:: WRITTEN PROBLEM ::
Collect the lines of the entries where "name" shows up.

:: RECORD EXTRACTS ::

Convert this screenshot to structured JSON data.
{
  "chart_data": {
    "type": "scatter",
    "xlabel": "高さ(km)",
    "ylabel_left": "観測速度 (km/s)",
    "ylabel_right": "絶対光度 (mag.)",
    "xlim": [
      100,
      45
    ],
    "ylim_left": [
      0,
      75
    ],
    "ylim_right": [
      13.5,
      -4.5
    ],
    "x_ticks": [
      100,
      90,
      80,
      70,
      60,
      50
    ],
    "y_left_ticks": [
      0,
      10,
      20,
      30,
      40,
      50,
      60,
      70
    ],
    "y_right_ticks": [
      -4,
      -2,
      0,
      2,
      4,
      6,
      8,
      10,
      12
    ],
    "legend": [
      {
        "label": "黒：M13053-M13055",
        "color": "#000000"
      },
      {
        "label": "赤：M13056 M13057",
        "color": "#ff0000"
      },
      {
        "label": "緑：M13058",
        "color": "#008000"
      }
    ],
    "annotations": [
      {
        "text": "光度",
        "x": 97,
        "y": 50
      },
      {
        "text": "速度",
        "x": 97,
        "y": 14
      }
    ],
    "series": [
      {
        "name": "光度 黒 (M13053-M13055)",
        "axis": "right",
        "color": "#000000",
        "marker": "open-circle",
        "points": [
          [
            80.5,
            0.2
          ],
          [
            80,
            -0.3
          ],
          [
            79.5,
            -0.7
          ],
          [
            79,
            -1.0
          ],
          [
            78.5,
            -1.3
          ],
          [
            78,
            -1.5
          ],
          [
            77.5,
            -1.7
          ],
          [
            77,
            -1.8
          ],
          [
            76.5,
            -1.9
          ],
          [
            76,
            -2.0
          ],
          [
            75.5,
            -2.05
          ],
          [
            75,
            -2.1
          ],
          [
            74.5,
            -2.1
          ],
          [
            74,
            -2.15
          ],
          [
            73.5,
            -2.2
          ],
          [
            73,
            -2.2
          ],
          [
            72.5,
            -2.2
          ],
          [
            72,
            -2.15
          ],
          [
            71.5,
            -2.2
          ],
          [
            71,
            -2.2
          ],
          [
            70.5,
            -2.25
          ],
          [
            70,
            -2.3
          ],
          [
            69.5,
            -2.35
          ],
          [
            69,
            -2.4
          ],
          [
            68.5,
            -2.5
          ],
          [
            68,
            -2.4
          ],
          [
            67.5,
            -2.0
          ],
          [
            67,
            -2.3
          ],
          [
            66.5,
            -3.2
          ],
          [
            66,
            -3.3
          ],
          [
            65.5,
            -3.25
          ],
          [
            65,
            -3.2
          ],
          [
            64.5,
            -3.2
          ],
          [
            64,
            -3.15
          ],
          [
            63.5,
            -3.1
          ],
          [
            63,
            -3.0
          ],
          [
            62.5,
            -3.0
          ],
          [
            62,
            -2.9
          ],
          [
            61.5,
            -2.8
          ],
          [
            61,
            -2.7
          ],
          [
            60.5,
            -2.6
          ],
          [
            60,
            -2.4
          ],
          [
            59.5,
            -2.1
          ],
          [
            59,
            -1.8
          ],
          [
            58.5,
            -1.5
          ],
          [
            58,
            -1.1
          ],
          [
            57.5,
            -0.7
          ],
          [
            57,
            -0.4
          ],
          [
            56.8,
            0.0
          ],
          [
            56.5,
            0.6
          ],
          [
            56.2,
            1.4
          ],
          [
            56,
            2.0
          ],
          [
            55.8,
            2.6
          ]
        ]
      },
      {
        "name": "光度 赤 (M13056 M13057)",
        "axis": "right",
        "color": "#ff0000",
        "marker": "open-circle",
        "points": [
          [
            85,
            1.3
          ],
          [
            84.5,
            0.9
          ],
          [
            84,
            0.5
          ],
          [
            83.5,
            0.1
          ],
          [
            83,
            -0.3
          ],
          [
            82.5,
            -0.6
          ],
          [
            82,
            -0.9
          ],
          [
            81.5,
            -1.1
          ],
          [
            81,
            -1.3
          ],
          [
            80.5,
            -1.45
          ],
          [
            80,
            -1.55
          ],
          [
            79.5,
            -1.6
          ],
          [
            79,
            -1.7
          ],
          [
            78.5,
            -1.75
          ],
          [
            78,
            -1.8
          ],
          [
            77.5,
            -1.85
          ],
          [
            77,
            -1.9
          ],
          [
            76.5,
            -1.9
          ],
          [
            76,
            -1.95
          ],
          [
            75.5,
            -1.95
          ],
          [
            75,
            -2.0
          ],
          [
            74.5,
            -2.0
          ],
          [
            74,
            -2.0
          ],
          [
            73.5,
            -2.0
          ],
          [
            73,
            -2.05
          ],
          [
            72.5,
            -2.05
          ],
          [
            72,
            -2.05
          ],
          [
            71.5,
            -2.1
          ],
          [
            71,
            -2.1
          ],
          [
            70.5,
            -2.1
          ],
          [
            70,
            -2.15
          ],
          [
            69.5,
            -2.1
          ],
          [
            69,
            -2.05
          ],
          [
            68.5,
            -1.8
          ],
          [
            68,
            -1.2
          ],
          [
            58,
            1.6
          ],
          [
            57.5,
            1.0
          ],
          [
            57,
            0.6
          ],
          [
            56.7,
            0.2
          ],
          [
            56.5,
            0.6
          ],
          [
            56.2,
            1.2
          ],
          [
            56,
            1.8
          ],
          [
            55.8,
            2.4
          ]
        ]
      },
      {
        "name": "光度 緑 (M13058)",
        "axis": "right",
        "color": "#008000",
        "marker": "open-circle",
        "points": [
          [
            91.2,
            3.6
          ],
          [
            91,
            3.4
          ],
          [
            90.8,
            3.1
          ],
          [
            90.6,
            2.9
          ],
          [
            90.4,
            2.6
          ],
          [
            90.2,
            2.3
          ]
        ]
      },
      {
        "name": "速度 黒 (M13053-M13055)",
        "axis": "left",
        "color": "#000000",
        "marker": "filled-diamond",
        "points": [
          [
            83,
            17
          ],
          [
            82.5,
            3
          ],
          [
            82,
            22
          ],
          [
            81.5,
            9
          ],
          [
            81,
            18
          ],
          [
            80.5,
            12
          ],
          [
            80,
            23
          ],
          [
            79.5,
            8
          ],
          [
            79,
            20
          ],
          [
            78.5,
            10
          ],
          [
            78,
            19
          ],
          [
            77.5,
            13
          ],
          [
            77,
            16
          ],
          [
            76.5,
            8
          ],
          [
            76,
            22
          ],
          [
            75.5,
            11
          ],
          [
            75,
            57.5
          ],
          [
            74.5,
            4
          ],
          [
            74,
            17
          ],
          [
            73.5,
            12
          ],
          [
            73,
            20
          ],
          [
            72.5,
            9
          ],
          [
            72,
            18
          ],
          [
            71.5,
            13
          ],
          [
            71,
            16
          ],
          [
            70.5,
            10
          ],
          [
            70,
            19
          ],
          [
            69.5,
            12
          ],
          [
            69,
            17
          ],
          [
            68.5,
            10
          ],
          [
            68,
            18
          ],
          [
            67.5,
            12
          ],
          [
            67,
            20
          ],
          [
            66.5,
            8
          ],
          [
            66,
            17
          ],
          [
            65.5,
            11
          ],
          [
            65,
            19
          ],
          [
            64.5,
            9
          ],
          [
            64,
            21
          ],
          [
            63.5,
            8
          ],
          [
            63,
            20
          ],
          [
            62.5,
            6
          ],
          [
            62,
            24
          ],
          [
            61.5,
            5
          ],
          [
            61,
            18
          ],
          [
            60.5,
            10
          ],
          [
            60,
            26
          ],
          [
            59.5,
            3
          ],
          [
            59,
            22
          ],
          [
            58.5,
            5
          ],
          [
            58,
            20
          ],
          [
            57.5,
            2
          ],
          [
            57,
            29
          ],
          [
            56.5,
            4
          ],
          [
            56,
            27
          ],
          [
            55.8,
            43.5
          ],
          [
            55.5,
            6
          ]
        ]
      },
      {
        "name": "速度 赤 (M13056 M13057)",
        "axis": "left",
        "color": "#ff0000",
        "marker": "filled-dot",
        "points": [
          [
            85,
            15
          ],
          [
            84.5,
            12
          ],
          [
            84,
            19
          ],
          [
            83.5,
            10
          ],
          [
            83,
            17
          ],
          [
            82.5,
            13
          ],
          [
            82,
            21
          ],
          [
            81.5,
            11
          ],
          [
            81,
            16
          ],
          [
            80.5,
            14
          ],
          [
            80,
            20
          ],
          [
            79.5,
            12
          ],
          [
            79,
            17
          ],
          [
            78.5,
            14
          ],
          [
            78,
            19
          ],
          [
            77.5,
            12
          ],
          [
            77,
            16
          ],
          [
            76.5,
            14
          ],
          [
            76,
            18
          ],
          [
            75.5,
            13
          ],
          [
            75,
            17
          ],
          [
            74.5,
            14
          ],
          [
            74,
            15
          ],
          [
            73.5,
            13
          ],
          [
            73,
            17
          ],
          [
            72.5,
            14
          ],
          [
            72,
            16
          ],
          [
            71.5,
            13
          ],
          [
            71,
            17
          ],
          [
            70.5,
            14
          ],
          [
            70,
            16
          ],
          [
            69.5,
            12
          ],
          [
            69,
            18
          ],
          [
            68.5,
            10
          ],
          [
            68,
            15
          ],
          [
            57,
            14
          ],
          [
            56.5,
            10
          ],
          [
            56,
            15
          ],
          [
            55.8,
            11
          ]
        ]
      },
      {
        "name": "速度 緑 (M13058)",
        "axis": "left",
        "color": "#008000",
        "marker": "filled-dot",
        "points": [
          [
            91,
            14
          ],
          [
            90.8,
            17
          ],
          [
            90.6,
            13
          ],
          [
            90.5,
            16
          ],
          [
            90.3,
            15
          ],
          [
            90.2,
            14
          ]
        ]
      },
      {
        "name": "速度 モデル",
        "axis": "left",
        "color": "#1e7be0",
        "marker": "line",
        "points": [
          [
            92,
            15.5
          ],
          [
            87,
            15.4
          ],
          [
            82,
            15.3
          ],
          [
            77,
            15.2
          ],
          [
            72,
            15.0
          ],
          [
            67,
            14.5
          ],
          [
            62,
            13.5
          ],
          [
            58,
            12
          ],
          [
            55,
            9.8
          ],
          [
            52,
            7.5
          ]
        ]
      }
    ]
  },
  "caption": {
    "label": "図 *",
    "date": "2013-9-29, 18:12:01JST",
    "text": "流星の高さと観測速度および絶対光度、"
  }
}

:: FINAL ANSWER ::
        "name": "光度 黒 (M13053-M13055)",
        "name": "光度 赤 (M13056 M13057)",
        "name": "光度 緑 (M13058)",
        "name": "速度 黒 (M13053-M13055)",
        "name": "速度 赤 (M13056 M13057)",
        "name": "速度 緑 (M13058)",
        "name": "速度 モデル",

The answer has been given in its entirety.